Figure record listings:
## Begin

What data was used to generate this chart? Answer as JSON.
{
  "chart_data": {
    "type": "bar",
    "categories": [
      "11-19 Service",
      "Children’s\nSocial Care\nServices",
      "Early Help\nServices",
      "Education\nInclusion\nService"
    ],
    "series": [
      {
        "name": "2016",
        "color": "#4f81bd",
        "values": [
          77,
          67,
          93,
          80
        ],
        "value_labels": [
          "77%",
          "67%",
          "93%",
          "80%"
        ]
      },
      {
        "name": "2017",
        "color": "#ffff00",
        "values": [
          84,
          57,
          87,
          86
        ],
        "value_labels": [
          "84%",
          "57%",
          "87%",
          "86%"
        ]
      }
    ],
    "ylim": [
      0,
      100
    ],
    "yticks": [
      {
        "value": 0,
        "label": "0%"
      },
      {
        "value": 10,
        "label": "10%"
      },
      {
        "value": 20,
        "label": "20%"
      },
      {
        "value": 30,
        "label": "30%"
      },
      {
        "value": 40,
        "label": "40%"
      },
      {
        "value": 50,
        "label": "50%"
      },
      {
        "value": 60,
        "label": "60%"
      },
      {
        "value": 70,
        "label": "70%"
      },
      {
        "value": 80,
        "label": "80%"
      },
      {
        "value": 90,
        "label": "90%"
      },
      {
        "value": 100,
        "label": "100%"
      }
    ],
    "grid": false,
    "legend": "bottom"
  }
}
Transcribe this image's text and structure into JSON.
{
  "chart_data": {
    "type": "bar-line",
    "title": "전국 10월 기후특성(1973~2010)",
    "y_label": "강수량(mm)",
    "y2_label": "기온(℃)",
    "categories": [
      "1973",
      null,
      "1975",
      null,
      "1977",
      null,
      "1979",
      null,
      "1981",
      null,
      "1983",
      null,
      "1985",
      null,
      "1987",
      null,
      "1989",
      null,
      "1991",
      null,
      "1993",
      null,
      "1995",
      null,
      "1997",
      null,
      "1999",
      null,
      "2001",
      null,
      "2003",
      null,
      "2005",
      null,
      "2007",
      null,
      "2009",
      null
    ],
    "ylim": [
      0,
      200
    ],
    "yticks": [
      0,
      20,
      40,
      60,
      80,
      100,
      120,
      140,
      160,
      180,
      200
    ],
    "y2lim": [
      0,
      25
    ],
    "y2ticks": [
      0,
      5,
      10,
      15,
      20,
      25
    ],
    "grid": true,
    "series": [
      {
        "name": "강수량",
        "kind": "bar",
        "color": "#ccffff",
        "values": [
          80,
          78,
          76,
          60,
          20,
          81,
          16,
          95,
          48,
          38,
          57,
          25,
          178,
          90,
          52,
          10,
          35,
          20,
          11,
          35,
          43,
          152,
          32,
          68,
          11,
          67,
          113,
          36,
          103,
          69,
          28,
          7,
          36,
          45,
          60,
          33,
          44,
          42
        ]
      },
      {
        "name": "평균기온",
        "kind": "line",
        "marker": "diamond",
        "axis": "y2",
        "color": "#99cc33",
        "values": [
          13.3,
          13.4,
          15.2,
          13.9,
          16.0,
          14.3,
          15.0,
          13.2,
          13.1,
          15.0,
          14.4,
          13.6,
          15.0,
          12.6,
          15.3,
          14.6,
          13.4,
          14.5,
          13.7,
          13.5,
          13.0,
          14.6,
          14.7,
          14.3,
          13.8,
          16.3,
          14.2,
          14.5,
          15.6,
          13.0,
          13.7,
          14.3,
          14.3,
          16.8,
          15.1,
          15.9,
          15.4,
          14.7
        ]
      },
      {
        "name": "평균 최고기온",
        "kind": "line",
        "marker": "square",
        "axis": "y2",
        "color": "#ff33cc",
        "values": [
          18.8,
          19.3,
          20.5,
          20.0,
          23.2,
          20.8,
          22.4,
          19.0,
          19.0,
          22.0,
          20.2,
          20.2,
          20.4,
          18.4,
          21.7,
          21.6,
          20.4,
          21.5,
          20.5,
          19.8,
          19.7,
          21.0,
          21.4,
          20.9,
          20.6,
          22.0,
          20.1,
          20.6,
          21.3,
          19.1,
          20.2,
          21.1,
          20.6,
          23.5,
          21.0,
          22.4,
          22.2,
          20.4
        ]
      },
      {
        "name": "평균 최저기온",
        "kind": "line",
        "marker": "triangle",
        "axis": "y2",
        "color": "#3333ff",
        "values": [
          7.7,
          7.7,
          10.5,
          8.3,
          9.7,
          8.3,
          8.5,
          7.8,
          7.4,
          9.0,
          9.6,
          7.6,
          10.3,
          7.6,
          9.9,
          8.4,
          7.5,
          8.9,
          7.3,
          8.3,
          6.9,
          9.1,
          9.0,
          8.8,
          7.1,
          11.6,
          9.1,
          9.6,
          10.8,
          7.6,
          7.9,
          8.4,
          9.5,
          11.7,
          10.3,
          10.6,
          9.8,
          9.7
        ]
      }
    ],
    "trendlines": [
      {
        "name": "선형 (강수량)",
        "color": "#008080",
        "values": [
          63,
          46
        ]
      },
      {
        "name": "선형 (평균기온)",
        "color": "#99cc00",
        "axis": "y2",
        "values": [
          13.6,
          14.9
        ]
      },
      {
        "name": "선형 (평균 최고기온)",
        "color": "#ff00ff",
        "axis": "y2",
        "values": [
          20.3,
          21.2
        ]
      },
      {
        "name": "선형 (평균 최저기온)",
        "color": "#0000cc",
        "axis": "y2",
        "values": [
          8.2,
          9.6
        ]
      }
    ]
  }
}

## End

■ Problem ■
Each line of the material above must be retyped precisely.

■ Output of the task ■
What data was used to generate this chart? Answer as JSON.
{
  "chart_data": {
    "type": "bar",
    "categories": [
      "11-19 Service",
      "Children’s\nSocial Care\nServices",
      "Early Help\nServices",
      "Education\nInclusion\nService"
    ],
    "series": [
      {
        "name": "2016",
        "color": "#4f81bd",
        "values": [
          77,
          67,
          93,
          80
        ],
        "value_labels": [
          "77%",
          "67%",
          "93%",
          "80%"
        ]
      },
      {
        "name": "2017",
        "color": "#ffff00",
        "values": [
          84,
          57,
          87,
          86
        ],
        "value_labels": [
          "84%",
          "57%",
          "87%",
          "86%"
        ]
      }
    ],
    "ylim": [
      0,
      100
    ],
    "yticks": [
      {
        "value": 0,
        "label": "0%"
      },
      {
        "value": 10,
        "label": "10%"
      },
      {
        "value": 20,
        "label": "20%"
      },
      {
        "value": 30,
        "label": "30%"
      },
      {
        "value": 40,
        "label": "40%"
      },
      {
        "value": 50,
        "label": "50%"
      },
      {
        "value": 60,
        "label": "60%"
      },
      {
        "value": 70,
        "label": "70%"
      },
      {
        "value": 80,
        "label": "80%"
      },
      {
        "value": 90,
        "label": "90%"
      },
      {
        "value": 100,
        "label": "100%"
      }
    ],
    "grid": false,
    "legend": "bottom"
  }
}
Transcribe this image's text and structure into JSON.
{
  "chart_data": {
    "type": "bar-line",
    "title": "전국 10월 기후특성(1973~2010)",
    "y_label": "강수량(mm)",
    "y2_label": "기온(℃)",
    "categories": [
      "1973",
      null,
      "1975",
      null,
      "1977",
      null,
      "1979",
      null,
      "1981",
      null,
      "1983",
      null,
      "1985",
      null,
      "1987",
      null,
      "1989",
      null,
      "1991",
      null,
      "1993",
      null,
      "1995",
      null,
      "1997",
      null,
      "1999",
      null,
      "2001",
      null,
      "2003",
      null,
      "2005",
      null,
      "2007",
      null,
      "2009",
      null
    ],
    "ylim": [
      0,
      200
    ],
    "yticks": [
      0,
      20,
      40,
      60,
      80,
      100,
      120,
      140,
      160,
      180,
      200
    ],
    "y2lim": [
      0,
      25
    ],
    "y2ticks": [
      0,
      5,
      10,
      15,
      20,
      25
    ],
    "grid": true,
    "series": [
      {
        "name": "강수량",
        "kind": "bar",
        "color": "#ccffff",
        "values": [
          80,
          78,
          76,
          60,
          20,
          81,
          16,
          95,
          48,
          38,
          57,
          25,
          178,
          90,
          52,
          10,
          35,
          20,
          11,
          35,
          43,
          152,
          32,
          68,
          11,
          67,
          113,
          36,
          103,
          69,
          28,
          7,
          36,
          45,
          60,
          33,
          44,
          42
        ]
      },
      {
        "name": "평균기온",
        "kind": "line",
        "marker": "diamond",
        "axis": "y2",
        "color": "#99cc33",
        "values": [
          13.3,
          13.4,
          15.2,
          13.9,
          16.0,
          14.3,
          15.0,
          13.2,
          13.1,
          15.0,
          14.4,
          13.6,
          15.0,
          12.6,
          15.3,
          14.6,
          13.4,
          14.5,
          13.7,
          13.5,
          13.0,
          14.6,
          14.7,
          14.3,
          13.8,
          16.3,
          14.2,
          14.5,
          15.6,
          13.0,
          13.7,
          14.3,
          14.3,
          16.8,
          15.1,
          15.9,
          15.4,
          14.7
        ]
      },
      {
        "name": "평균 최고기온",
        "kind": "line",
        "marker": "square",
        "axis": "y2",
        "color": "#ff33cc",
        "values": [
          18.8,
          19.3,
          20.5,
          20.0,
          23.2,
          20.8,
          22.4,
          19.0,
          19.0,
          22.0,
          20.2,
          20.2,
          20.4,
          18.4,
          21.7,
          21.6,
          20.4,
          21.5,
          20.5,
          19.8,
          19.7,
          21.0,
          21.4,
          20.9,
          20.6,
          22.0,
          20.1,
          20.6,
          21.3,
          19.1,
          20.2,
          21.1,
          20.6,
          23.5,
          21.0,
          22.4,
          22.2,
          20.4
        ]
      },
      {
        "name": "평균 최저기온",
        "kind": "line",
        "marker": "triangle",
        "axis": "y2",
        "color": "#3333ff",
        "values": [
          7.7,
          7.7,
          10.5,
          8.3,
          9.7,
          8.3,
          8.5,
          7.8,
          7.4,
          9.0,
          9.6,
          7.6,
          10.3,
          7.6,
          9.9,
          8.4,
          7.5,
          8.9,
          7.3,
          8.3,
          6.9,
          9.1,
          9.0,
          8.8,
          7.1,
          11.6,
          9.1,
          9.6,
          10.8,
          7.6,
          7.9,
          8.4,
          9.5,
          11.7,
          10.3,
          10.6,
          9.8,
          9.7
        ]
      }
    ],
    "trendlines": [
      {
        "name": "선형 (강수량)",
        "color": "#008080",
        "values": [
          63,
          46
        ]
      },
      {
        "name": "선형 (평균기온)",
        "color": "#99cc00",
        "axis": "y2",
        "values": [
          13.6,
          14.9
        ]
      },
      {
        "name": "선형 (평균 최고기온)",
        "color": "#ff00ff",
        "axis": "y2",
        "values": [
          20.3,
          21.2
        ]
      },
      {
        "name": "선형 (평균 최저기온)",
        "color": "#0000cc",
        "axis": "y2",
        "values": [
          8.2,
          9.6
        ]
      }
    ]
  }
}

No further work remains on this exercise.